Extracted listing:
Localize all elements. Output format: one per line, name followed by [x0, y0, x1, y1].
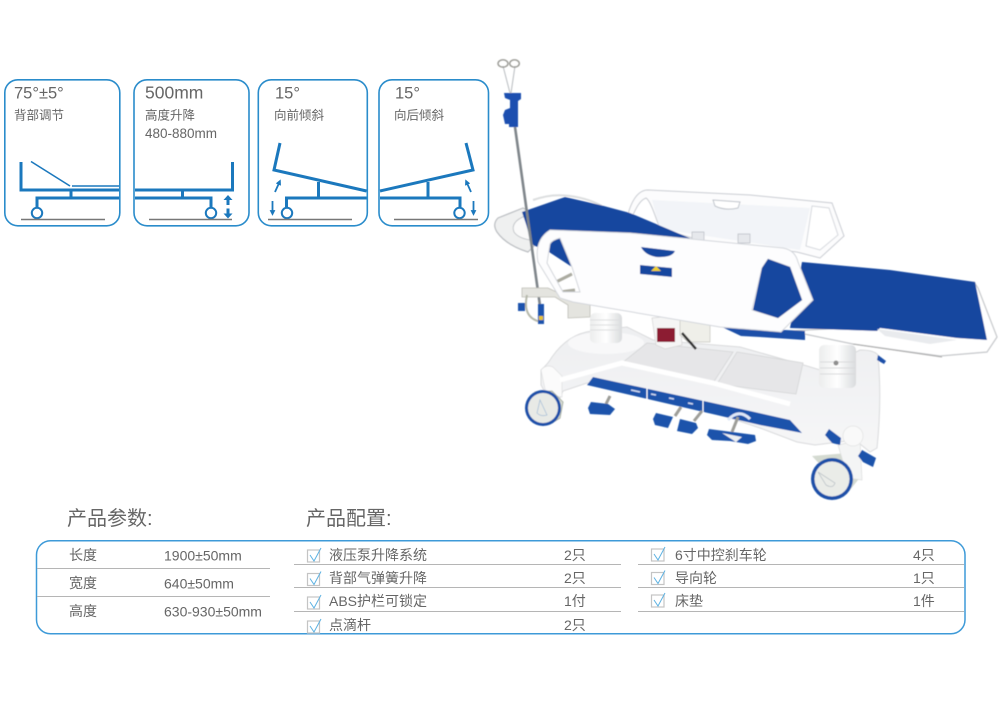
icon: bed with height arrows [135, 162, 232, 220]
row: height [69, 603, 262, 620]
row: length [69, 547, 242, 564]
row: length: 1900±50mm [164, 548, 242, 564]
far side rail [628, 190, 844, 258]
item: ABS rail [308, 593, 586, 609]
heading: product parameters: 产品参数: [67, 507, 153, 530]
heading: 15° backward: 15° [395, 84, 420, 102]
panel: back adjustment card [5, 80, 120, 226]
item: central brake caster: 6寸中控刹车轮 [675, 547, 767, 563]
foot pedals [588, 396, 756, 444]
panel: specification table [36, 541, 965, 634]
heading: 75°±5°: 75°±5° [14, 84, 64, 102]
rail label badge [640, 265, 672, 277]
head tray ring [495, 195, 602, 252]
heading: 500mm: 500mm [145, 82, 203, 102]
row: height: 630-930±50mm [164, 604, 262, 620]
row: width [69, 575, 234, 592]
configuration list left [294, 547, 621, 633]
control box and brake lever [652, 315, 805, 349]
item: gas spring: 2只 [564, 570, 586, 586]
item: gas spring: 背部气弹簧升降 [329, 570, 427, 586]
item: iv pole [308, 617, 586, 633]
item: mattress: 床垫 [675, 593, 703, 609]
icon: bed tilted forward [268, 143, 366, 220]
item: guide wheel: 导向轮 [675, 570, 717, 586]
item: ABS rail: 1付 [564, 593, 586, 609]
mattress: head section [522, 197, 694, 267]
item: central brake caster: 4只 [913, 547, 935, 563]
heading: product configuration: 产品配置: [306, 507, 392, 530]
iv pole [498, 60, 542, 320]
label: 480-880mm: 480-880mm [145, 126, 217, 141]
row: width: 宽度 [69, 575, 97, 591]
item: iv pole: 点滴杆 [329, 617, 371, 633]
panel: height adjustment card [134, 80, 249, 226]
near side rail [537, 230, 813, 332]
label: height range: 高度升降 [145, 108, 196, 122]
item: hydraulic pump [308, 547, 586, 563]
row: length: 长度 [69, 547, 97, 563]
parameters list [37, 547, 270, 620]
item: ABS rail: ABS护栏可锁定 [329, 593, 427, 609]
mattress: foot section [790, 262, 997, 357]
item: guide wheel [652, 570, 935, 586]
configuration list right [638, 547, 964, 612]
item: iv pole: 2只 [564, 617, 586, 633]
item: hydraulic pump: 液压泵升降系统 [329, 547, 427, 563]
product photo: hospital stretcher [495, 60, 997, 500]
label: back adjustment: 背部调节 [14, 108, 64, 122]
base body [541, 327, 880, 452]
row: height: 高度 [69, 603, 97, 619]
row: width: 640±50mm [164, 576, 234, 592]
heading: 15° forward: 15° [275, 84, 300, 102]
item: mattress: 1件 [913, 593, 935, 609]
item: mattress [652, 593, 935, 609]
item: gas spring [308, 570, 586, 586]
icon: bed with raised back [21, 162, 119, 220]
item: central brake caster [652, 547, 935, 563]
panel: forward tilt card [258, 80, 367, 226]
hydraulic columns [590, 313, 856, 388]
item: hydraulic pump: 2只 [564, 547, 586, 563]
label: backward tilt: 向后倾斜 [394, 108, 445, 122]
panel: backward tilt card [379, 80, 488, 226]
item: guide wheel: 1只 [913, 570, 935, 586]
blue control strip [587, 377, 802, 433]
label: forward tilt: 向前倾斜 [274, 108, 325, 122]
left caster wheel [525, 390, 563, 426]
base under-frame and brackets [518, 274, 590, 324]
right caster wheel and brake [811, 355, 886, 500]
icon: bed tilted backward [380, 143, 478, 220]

#### [Given exercise]
Pull out every line in the listing above that contains the word "card", and reproduce each one unchanged.

#### [Exercise response]
panel: back adjustment card [5, 80, 120, 226]
panel: height adjustment card [134, 80, 249, 226]
panel: forward tilt card [258, 80, 367, 226]
panel: backward tilt card [379, 80, 488, 226]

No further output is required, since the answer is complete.